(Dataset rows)

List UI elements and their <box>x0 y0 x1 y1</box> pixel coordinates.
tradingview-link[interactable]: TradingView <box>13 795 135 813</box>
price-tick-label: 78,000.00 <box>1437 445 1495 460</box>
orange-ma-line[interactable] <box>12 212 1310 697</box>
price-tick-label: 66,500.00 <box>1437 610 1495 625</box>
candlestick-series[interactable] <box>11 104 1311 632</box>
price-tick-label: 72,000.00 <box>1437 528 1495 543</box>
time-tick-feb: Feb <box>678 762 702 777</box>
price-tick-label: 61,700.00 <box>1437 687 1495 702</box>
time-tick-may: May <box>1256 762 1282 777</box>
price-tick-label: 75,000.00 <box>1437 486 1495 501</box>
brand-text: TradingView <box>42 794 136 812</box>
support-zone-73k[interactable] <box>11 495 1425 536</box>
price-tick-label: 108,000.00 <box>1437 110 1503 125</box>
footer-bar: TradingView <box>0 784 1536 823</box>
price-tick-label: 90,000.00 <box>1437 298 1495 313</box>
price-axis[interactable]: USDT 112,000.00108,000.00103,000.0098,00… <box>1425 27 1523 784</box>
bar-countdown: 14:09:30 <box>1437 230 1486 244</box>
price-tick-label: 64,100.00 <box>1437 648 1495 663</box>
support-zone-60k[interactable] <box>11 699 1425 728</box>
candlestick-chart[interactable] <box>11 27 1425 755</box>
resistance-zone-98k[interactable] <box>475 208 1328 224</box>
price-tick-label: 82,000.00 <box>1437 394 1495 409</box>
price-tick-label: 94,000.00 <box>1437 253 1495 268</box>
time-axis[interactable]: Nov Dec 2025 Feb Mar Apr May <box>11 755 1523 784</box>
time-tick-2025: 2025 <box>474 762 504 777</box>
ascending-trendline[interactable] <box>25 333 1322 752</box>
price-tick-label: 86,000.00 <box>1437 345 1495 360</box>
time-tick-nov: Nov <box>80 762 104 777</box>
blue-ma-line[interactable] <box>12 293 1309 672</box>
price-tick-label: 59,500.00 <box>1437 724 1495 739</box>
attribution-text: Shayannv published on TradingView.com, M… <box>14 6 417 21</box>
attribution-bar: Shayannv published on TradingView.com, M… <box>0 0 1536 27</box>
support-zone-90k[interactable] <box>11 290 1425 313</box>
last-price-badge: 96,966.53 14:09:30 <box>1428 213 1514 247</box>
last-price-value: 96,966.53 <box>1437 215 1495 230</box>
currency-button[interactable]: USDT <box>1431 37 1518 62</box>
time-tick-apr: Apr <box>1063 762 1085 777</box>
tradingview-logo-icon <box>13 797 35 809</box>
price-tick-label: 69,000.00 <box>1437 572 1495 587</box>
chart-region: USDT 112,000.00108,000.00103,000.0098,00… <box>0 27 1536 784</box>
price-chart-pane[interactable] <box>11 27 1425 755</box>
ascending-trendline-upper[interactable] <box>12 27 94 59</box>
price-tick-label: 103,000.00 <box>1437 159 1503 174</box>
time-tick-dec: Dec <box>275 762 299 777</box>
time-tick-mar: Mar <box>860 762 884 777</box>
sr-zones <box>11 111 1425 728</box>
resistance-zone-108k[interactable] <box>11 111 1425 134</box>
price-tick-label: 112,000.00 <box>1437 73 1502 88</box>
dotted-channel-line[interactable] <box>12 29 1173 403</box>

## Exercise task
Retype the rows exactly, from the first one through the line containing "orange-ma-line[interactable] <box>12 212".

## Exercise solution
List UI elements and their <box>x0 y0 x1 y1</box> pixel coordinates.
tradingview-link[interactable]: TradingView <box>13 795 135 813</box>
price-tick-label: 78,000.00 <box>1437 445 1495 460</box>
orange-ma-line[interactable] <box>12 212 1310 697</box>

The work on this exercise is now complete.